Your task
Tally how many lines include "Kraken". The number is the whole answer.

(Extracted data entries)

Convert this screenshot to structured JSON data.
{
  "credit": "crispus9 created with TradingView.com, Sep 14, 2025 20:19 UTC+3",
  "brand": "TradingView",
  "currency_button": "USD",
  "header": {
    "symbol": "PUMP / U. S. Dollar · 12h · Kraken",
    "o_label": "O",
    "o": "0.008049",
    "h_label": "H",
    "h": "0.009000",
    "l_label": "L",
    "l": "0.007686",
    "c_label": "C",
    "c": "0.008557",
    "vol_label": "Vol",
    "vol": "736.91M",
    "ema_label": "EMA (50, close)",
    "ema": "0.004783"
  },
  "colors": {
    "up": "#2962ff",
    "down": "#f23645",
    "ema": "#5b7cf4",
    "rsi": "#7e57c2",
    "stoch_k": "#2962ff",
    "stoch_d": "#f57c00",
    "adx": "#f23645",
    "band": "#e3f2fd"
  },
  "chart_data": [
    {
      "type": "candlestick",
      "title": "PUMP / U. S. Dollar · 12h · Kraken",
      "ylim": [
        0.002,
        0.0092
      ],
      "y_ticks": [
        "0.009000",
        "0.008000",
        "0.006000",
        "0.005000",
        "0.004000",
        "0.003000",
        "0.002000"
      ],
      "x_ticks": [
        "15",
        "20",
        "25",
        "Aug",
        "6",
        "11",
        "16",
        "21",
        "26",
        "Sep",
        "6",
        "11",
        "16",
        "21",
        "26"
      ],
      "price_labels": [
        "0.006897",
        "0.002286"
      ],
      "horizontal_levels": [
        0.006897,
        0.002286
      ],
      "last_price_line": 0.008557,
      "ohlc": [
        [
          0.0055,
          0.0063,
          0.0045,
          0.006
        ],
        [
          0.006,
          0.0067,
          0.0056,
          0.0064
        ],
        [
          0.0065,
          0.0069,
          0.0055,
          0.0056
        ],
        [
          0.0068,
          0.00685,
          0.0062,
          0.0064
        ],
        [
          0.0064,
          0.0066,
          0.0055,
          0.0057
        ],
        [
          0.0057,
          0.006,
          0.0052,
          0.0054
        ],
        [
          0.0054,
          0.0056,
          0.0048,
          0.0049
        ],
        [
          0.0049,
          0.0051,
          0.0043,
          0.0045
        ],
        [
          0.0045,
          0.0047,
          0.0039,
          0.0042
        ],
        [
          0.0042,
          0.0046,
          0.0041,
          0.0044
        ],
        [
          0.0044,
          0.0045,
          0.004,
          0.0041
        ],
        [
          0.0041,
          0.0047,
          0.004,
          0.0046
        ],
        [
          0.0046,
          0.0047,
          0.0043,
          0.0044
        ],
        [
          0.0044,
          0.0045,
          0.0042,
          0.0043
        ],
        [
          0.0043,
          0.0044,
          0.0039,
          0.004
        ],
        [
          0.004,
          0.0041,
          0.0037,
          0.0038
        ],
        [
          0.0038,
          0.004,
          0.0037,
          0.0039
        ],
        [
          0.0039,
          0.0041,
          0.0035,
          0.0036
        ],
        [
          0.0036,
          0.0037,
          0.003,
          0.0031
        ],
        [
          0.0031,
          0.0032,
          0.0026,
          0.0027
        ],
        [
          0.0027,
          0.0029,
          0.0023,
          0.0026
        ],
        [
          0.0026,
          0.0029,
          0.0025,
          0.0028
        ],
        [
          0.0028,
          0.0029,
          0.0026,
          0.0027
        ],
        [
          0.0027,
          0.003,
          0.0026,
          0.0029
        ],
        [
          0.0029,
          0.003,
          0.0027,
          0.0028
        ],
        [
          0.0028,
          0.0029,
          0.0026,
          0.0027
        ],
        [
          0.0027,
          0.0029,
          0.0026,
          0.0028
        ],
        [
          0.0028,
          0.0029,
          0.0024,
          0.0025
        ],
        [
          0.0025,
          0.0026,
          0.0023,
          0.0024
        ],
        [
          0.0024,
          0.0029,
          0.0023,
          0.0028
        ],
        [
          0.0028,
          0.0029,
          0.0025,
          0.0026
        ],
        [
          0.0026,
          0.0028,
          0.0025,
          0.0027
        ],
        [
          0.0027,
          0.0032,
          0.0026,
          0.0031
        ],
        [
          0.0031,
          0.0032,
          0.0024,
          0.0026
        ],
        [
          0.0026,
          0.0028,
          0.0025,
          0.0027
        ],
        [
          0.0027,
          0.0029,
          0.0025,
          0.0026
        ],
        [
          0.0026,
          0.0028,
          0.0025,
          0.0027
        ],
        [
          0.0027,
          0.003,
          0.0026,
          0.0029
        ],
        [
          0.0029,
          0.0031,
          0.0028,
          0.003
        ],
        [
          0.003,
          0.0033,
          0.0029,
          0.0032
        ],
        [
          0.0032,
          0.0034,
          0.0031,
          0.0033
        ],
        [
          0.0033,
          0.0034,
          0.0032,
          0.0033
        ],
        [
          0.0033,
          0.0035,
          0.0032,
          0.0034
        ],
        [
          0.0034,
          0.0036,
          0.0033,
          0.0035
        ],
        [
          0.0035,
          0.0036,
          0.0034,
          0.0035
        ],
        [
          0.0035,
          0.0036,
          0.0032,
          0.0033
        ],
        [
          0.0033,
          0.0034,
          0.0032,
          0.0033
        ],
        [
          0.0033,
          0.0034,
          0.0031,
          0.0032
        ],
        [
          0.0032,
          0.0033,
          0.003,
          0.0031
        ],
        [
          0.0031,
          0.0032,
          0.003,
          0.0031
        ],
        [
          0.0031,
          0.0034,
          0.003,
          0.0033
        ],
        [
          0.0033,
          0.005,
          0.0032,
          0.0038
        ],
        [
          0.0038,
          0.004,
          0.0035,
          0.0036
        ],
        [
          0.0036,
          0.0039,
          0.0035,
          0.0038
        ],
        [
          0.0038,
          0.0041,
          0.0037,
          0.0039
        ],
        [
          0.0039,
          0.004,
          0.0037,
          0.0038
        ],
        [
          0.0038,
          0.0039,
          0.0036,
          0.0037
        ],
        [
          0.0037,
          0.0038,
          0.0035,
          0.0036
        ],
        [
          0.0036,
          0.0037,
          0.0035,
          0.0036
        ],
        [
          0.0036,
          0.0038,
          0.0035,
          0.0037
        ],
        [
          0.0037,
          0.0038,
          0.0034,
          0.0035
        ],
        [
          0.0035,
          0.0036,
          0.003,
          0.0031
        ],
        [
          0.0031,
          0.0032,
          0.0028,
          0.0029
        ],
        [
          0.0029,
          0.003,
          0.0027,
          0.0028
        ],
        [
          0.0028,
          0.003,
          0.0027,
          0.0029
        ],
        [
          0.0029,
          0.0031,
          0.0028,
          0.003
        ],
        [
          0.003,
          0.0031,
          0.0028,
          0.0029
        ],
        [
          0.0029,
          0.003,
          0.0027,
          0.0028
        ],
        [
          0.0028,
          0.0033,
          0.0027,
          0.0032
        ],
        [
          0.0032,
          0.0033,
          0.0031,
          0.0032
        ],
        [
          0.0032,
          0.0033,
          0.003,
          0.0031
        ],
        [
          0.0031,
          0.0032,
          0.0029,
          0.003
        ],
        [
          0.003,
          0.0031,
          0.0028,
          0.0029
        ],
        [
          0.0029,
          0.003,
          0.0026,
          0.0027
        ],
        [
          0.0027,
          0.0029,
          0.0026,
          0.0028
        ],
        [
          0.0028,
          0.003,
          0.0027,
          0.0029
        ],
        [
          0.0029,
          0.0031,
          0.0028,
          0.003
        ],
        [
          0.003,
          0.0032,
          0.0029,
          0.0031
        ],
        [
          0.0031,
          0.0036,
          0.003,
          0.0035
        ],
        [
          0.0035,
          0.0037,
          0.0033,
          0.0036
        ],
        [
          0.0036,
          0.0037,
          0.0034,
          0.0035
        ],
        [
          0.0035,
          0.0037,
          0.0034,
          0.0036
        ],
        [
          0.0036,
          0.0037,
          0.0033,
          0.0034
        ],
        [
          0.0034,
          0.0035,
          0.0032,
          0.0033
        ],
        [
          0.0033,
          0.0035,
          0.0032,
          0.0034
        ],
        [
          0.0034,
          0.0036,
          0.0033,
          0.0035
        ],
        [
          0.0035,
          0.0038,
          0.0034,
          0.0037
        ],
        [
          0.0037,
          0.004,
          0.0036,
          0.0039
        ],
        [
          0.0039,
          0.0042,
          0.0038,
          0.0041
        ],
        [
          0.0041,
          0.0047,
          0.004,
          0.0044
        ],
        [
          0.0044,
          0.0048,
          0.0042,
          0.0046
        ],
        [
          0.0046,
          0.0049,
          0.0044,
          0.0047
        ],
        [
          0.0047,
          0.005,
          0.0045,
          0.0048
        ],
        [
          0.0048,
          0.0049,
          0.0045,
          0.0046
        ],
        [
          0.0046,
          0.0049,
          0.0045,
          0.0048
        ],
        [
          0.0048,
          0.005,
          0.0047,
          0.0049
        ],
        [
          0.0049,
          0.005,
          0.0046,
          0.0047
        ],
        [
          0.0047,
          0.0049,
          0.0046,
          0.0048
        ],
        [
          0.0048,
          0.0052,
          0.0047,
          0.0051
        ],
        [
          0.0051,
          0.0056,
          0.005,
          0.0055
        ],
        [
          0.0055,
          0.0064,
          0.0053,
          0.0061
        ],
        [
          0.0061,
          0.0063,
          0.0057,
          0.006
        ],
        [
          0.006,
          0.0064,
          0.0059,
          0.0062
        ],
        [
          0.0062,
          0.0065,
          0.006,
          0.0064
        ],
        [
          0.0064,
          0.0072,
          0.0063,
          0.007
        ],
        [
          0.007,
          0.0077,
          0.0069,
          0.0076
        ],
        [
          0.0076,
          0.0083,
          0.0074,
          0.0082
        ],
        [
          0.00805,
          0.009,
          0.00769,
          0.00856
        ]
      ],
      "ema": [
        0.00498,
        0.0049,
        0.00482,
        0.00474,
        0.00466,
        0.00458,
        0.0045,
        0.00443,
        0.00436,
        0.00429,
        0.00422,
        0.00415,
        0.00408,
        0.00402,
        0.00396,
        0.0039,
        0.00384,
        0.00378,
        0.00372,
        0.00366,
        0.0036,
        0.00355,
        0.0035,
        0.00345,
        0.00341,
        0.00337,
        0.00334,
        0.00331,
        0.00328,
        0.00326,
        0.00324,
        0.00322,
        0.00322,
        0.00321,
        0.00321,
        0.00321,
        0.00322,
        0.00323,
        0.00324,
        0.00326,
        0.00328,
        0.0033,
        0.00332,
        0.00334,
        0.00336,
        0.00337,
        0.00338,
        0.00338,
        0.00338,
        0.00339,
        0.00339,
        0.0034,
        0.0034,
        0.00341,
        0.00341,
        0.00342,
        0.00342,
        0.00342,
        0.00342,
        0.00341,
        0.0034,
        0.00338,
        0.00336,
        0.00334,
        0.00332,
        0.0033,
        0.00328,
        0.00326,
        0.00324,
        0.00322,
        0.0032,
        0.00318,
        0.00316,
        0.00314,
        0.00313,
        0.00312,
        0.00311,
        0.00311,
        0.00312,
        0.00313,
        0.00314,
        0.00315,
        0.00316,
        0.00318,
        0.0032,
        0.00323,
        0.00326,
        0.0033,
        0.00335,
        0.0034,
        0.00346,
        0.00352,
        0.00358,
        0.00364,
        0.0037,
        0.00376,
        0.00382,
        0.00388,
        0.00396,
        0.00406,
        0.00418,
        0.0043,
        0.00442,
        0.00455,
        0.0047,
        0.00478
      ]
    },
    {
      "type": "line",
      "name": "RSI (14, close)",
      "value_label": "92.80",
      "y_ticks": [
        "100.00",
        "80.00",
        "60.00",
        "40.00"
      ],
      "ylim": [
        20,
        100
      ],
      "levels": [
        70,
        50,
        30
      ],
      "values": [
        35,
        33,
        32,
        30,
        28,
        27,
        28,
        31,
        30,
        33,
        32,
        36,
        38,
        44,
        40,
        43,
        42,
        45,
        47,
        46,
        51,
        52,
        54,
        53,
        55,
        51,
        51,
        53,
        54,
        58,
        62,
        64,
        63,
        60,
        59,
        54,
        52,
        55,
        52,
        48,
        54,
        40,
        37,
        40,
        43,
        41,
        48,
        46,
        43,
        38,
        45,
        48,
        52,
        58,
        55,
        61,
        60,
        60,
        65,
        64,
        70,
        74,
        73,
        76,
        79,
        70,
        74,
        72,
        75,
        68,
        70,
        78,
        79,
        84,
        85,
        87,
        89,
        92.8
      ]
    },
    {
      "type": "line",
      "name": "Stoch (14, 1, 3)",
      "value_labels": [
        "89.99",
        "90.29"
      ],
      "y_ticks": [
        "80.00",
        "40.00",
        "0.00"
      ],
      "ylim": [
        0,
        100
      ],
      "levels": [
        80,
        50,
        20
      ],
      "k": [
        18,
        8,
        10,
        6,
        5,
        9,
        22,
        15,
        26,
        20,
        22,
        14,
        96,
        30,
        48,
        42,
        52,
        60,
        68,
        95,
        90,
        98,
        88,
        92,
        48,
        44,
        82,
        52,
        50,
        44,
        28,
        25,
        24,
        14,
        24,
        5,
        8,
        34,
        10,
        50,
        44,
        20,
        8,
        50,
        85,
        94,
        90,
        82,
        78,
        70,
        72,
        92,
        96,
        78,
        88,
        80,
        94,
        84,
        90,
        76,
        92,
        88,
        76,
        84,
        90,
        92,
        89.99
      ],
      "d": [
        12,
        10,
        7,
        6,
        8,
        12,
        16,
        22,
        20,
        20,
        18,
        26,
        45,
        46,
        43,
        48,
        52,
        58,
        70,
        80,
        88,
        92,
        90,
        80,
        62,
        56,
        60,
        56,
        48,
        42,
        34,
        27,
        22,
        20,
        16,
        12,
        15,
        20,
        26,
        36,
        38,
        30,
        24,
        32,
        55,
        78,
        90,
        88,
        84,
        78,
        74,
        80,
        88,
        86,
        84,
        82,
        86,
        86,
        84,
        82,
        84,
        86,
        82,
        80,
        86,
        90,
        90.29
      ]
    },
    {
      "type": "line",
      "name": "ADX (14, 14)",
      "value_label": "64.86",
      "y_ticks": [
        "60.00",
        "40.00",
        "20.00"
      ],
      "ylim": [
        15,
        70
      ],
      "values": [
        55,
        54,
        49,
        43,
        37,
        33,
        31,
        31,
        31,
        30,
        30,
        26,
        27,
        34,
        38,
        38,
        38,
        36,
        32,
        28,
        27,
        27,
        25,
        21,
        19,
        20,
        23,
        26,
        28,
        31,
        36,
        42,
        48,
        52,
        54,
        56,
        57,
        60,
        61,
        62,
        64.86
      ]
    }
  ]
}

Task answer
2